СПИСОК ЗАДАНИЙ:
1. Куда зашли Горбачев и Рейган после прогулки по парку, если верить тексту о женевской встрече?
2. Продолжите текст о женевской встрече Горбачева и Рейгана, начиная сразу после его последнего предложения.

══ ФРАГМЕНТ ДОКУМЕНТА

Горбачев просчитывал вероятность такого сценария еще в Москве и, даже прилетев в Женеву, продолжал мысленно подбирать ключи к предстоящему диалогу, репетируя его на последних консультациях с членами своей делегации — среди них наряду с «патриархами» американистики А.Добрыниным, Г.Корниенко и Г.Арбатовым были и представители «новой волны» советской дипломатии: Э.Шеварднадзе с А.Яковлевым и впервые официально привлеченные к государственному визиту эксперты — академики Е.Велихов и Р.Сагдеев. «Сверхзадача» саммита была для него ясна: пробившись через заслон идеологических клише, с которыми сжился стареющий президент, и «забор» из памяток и справок, выставленный его окружением, убедить Рейгана, что перед ним не политический робот, а живой человек, представляющий иной мир, но открытый к диалогу и настроенный на сотрудничество.
Горбачев знал, что не имеет права упустить женевский шанс. Слишком многое было поставлено на карту: ведь от того, как пойдет разговор, завяжутся ли между двумя лидерами личные, а не только протокольные отношения, разглядит ли в нем американский президент возможного партнера, зависели в немалой степени преспективы его Перестройки. Чтобы достучаться до собеседника, он готов был продемонстрировать почтение перед его возрастом и опытом, и в то же время напомнить, что на его плечах не меньший груз ответственности, чем у американского коллеги: «Я не ученик, господин Президент, а вы не учитель, за нами огромные миры».
Поначалу разговор между ними напоминал костер из сырых дров: пламя не хотело разгораться и в любой момент могло погаснуть. Во время первого перерыва Горбачев был близок к отчаянию, заявив своей свите: «Старик бубнит все по своим вызубренным памяткам», — и в сердцах назвал Рейгана «динозавром». Но постепенно атмосфера начала теплеть. Возможно, нашему лидеру помог опыт общения с «динозаврами» в брежневском Политбюро. Устав от препирательств по правам человека, 50-процентному сокращению ядерных ракет и программе СОИ, он сокрушенно сказал: «Похоже, мы зашли в тупик». И тут Рейган предложил пройтись. Прогулявшись по дорожкам парка и изрядно промерзнув, они зашли в здание небольшого бассейна, в гостиной которого пылал предусмотрительно разожженный камин. И хотя в принципиальных вопросах их позиции не сблизились, именно там между ними впервые пробежала искра личного контакта.
Будь эти политические супертяжеловесы большими профессионалами в сфере дипломатии, им труднее было бы найти общий язык и пришлось бы следовать по колее, уже проложенной до них другими. Однако оба по разным причинам не испытывали пиетета перед своими предшественниками и игре по нотам предпочитали свободные импровизации. Именно поэтому два выдающихся дилетанта оказались способны, как через год подтвердил Рейкьявик, на сенсационный прорыв там, где математически выверенный паритет и баланс страха стали чуть ли не аксиомой. У главного коммуниста и у главного империалиста обнаружился единый Бог — здравый смысл, который даже их близким окружением воспринимался как утопия. Выяснилось, что оба идеалиста мечтали о безъядерном мире, верили, что он возможен, и, что было особенно вызывающим, не стеснялись говорить об этом. На почве этих видений, а может быть, и исторического видения началось их сближение.

════
══ РАЗДЕЛ ДАННЫХ

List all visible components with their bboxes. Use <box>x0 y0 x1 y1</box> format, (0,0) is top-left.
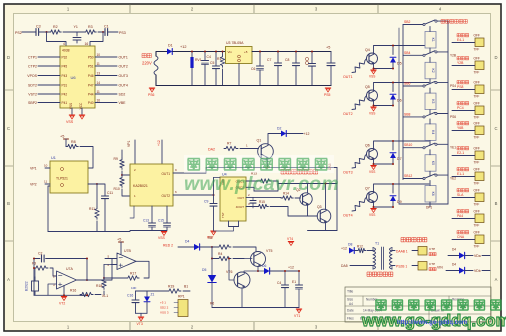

════

ОТВЕТЫ:
1. В здание небольшого бассейна, где в гостиной горел камин.

2.
Разумеется, подлинные профессионалы не могли с этим мириться. Когда экспертам делегаций поручили составить текст заключительного коммюнике, чтобы зафиксировать забрезжившее взаимопонимание, они после нескольких часов добросовестной работы уткнулись в тупик и вернули позиции сторон к исходным точкам. Рейгану и Горбачеву об этом «плодотворном» итоге доложили за ужином Шульц и Корниенко, не желавшие даже глядеть друг на друга. На этот раз уже Рейган, который тоже не хотел упускать женевский шанс (к этому его активно подталкивала Нэнси, желавшая, чтобы его президентство завершилось какими-то «историческими» договоренностями с Москвой), подмигнул Горбачеву: «Ну что, господин генеральный секретарь, ударим кулаком по столу?»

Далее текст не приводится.